#### SHORT EXERCISE:
Extract the entries in their exact form.

#### DATA LINES:
···
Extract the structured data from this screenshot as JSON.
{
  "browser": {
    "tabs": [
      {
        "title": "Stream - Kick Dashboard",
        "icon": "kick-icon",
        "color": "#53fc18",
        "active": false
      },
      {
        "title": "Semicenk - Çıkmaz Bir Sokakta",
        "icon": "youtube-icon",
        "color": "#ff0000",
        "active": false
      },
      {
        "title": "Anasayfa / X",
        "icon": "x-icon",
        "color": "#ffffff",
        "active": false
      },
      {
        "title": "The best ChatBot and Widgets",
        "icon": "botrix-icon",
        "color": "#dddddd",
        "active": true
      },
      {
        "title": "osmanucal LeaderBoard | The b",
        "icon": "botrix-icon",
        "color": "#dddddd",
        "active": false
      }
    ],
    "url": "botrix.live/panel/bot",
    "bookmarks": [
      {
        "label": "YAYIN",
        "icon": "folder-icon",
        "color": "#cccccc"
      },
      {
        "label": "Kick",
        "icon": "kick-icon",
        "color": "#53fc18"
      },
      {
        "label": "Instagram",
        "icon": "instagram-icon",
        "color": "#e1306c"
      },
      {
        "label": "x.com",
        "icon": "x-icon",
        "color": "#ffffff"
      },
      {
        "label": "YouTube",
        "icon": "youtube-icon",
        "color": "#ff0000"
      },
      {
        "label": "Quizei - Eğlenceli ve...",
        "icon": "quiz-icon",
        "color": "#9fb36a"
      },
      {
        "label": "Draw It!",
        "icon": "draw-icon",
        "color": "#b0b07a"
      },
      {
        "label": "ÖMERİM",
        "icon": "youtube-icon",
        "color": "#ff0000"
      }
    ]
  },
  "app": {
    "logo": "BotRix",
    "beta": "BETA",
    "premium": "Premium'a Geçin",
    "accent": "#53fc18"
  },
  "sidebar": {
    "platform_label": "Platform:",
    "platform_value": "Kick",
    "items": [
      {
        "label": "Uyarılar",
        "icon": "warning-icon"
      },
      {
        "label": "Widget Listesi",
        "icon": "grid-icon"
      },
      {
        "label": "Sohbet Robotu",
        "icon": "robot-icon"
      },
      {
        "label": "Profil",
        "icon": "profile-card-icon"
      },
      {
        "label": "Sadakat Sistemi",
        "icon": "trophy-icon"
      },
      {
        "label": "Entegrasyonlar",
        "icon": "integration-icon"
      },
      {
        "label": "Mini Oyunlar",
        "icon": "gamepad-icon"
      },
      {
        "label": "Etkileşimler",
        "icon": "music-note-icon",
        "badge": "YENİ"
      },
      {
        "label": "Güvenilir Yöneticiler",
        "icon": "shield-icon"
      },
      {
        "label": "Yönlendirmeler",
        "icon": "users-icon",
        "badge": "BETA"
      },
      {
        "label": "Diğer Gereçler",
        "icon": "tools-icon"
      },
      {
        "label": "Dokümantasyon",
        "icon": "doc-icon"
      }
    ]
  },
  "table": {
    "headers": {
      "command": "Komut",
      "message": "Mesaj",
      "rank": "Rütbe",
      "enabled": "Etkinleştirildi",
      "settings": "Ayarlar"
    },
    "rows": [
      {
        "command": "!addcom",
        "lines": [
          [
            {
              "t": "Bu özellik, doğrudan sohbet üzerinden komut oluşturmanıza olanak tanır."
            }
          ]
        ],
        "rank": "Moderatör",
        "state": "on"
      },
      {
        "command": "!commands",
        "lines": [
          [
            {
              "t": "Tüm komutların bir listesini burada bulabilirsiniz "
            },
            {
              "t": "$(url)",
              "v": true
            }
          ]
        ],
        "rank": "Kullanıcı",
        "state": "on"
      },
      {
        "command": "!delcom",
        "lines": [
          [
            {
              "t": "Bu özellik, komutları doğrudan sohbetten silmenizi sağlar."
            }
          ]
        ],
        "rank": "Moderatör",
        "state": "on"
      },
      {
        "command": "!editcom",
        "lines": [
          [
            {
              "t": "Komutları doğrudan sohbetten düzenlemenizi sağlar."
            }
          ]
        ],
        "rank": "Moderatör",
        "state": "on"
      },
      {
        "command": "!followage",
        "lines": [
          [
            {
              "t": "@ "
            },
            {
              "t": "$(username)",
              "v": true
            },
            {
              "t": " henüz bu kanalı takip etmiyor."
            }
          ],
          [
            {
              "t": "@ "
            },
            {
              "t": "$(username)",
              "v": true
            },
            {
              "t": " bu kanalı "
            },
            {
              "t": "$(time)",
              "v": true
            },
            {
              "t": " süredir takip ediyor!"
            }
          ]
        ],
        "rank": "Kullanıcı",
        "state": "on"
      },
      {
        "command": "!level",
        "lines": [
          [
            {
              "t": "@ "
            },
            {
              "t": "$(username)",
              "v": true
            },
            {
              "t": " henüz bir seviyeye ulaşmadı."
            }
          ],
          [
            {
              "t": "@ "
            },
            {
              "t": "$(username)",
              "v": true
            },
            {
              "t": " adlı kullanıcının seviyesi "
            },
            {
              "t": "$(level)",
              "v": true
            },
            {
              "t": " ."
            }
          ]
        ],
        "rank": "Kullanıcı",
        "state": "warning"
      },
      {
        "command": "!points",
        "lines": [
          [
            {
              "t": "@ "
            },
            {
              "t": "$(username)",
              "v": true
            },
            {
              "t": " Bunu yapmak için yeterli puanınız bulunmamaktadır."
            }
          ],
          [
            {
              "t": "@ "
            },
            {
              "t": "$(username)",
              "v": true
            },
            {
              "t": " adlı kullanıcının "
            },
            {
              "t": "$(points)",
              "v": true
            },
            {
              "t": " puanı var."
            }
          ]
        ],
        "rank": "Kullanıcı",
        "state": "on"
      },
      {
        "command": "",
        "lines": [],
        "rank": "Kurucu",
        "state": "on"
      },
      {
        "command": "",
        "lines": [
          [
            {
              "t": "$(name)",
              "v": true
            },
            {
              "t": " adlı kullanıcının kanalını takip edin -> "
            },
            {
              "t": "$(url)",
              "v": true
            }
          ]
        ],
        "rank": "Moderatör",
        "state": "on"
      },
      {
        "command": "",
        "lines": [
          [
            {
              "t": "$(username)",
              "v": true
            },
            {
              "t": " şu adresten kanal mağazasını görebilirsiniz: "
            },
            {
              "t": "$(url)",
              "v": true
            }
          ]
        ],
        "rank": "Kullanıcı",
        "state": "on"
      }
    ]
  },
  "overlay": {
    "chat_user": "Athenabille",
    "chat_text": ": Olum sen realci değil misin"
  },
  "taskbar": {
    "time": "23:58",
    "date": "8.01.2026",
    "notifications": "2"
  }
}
···
#### PROBLEM SOLUTION:
Extract the structured data from this screenshot as JSON.
{
  "browser": {
    "tabs": [
      {
        "title": "Stream - Kick Dashboard",
        "icon": "kick-icon",
        "color": "#53fc18",
        "active": false
      },
      {
        "title": "Semicenk - Çıkmaz Bir Sokakta",
        "icon": "youtube-icon",
        "color": "#ff0000",
        "active": false
      },
      {
        "title": "Anasayfa / X",
        "icon": "x-icon",
        "color": "#ffffff",
        "active": false
      },
      {
        "title": "The best ChatBot and Widgets",
        "icon": "botrix-icon",
        "color": "#dddddd",
        "active": true
      },
      {
        "title": "osmanucal LeaderBoard | The b",
        "icon": "botrix-icon",
        "color": "#dddddd",
        "active": false
      }
    ],
    "url": "botrix.live/panel/bot",
    "bookmarks": [
      {
        "label": "YAYIN",
        "icon": "folder-icon",
        "color": "#cccccc"
      },
      {
        "label": "Kick",
        "icon": "kick-icon",
        "color": "#53fc18"
      },
      {
        "label": "Instagram",
        "icon": "instagram-icon",
        "color": "#e1306c"
      },
      {
        "label": "x.com",
        "icon": "x-icon",
        "color": "#ffffff"
      },
      {
        "label": "YouTube",
        "icon": "youtube-icon",
        "color": "#ff0000"
      },
      {
        "label": "Quizei - Eğlenceli ve...",
        "icon": "quiz-icon",
        "color": "#9fb36a"
      },
      {
        "label": "Draw It!",
        "icon": "draw-icon",
        "color": "#b0b07a"
      },
      {
        "label": "ÖMERİM",
        "icon": "youtube-icon",
        "color": "#ff0000"
      }
    ]
  },
  "app": {
    "logo": "BotRix",
    "beta": "BETA",
    "premium": "Premium'a Geçin",
    "accent": "#53fc18"
  },
  "sidebar": {
    "platform_label": "Platform:",
    "platform_value": "Kick",
    "items": [
      {
        "label": "Uyarılar",
        "icon": "warning-icon"
      },
      {
        "label": "Widget Listesi",
        "icon": "grid-icon"
      },
      {
        "label": "Sohbet Robotu",
        "icon": "robot-icon"
      },
      {
        "label": "Profil",
        "icon": "profile-card-icon"
      },
      {
        "label": "Sadakat Sistemi",
        "icon": "trophy-icon"
      },
      {
        "label": "Entegrasyonlar",
        "icon": "integration-icon"
      },
      {
        "label": "Mini Oyunlar",
        "icon": "gamepad-icon"
      },
      {
        "label": "Etkileşimler",
        "icon": "music-note-icon",
        "badge": "YENİ"
      },
      {
        "label": "Güvenilir Yöneticiler",
        "icon": "shield-icon"
      },
      {
        "label": "Yönlendirmeler",
        "icon": "users-icon",
        "badge": "BETA"
      },
      {
        "label": "Diğer Gereçler",
        "icon": "tools-icon"
      },
      {
        "label": "Dokümantasyon",
        "icon": "doc-icon"
      }
    ]
  },
  "table": {
    "headers": {
      "command": "Komut",
      "message": "Mesaj",
      "rank": "Rütbe",
      "enabled": "Etkinleştirildi",
      "settings": "Ayarlar"
    },
    "rows": [
      {
        "command": "!addcom",
        "lines": [
          [
            {
              "t": "Bu özellik, doğrudan sohbet üzerinden komut oluşturmanıza olanak tanır."
            }
          ]
        ],
        "rank": "Moderatör",
        "state": "on"
      },
      {
        "command": "!commands",
        "lines": [
          [
            {
              "t": "Tüm komutların bir listesini burada bulabilirsiniz "
            },
            {
              "t": "$(url)",
              "v": true
            }
          ]
        ],
        "rank": "Kullanıcı",
        "state": "on"
      },
      {
        "command": "!delcom",
        "lines": [
          [
            {
              "t": "Bu özellik, komutları doğrudan sohbetten silmenizi sağlar."
            }
          ]
        ],
        "rank": "Moderatör",
        "state": "on"
      },
      {
        "command": "!editcom",
        "lines": [
          [
            {
              "t": "Komutları doğrudan sohbetten düzenlemenizi sağlar."
            }
          ]
        ],
        "rank": "Moderatör",
        "state": "on"
      },
      {
        "command": "!followage",
        "lines": [
          [
            {
              "t": "@ "
            },
            {
              "t": "$(username)",
              "v": true
            },
            {
              "t": " henüz bu kanalı takip etmiyor."
            }
          ],
          [
            {
              "t": "@ "
            },
            {
              "t": "$(username)",
              "v": true
            },
            {
              "t": " bu kanalı "
            },
            {
              "t": "$(time)",
              "v": true
            },
            {
              "t": " süredir takip ediyor!"
            }
          ]
        ],
        "rank": "Kullanıcı",
        "state": "on"
      },
      {
        "command": "!level",
        "lines": [
          [
            {
              "t": "@ "
            },
            {
              "t": "$(username)",
              "v": true
            },
            {
              "t": " henüz bir seviyeye ulaşmadı."
            }
          ],
          [
            {
              "t": "@ "
            },
            {
              "t": "$(username)",
              "v": true
            },
            {
              "t": " adlı kullanıcının seviyesi "
            },
            {
              "t": "$(level)",
              "v": true
            },
            {
              "t": " ."
            }
          ]
        ],
        "rank": "Kullanıcı",
        "state": "warning"
      },
      {
        "command": "!points",
        "lines": [
          [
            {
              "t": "@ "
            },
            {
              "t": "$(username)",
              "v": true
            },
            {
              "t": " Bunu yapmak için yeterli puanınız bulunmamaktadır."
            }
          ],
          [
            {
              "t": "@ "
            },
            {
              "t": "$(username)",
              "v": true
            },
            {
              "t": " adlı kullanıcının "
            },
            {
              "t": "$(points)",
              "v": true
            },
            {
              "t": " puanı var."
            }
          ]
        ],
        "rank": "Kullanıcı",
        "state": "on"
      },
      {
        "command": "",
        "lines": [],
        "rank": "Kurucu",
        "state": "on"
      },
      {
        "command": "",
        "lines": [
          [
            {
              "t": "$(name)",
              "v": true
            },
            {
              "t": " adlı kullanıcının kanalını takip edin -> "
            },
            {
              "t": "$(url)",
              "v": true
            }
          ]
        ],
        "rank": "Moderatör",
        "state": "on"
      },
      {
        "command": "",
        "lines": [
          [
            {
              "t": "$(username)",
              "v": true
            },
            {
              "t": " şu adresten kanal mağazasını görebilirsiniz: "
            },
            {
              "t": "$(url)",
              "v": true
            }
          ]
        ],
        "rank": "Kullanıcı",
        "state": "on"
      }
    ]
  },
  "overlay": {
    "chat_user": "Athenabille",
    "chat_text": ": Olum sen realci değil misin"
  },
  "taskbar": {
    "time": "23:58",
    "date": "8.01.2026",
    "notifications": "2"
  }
}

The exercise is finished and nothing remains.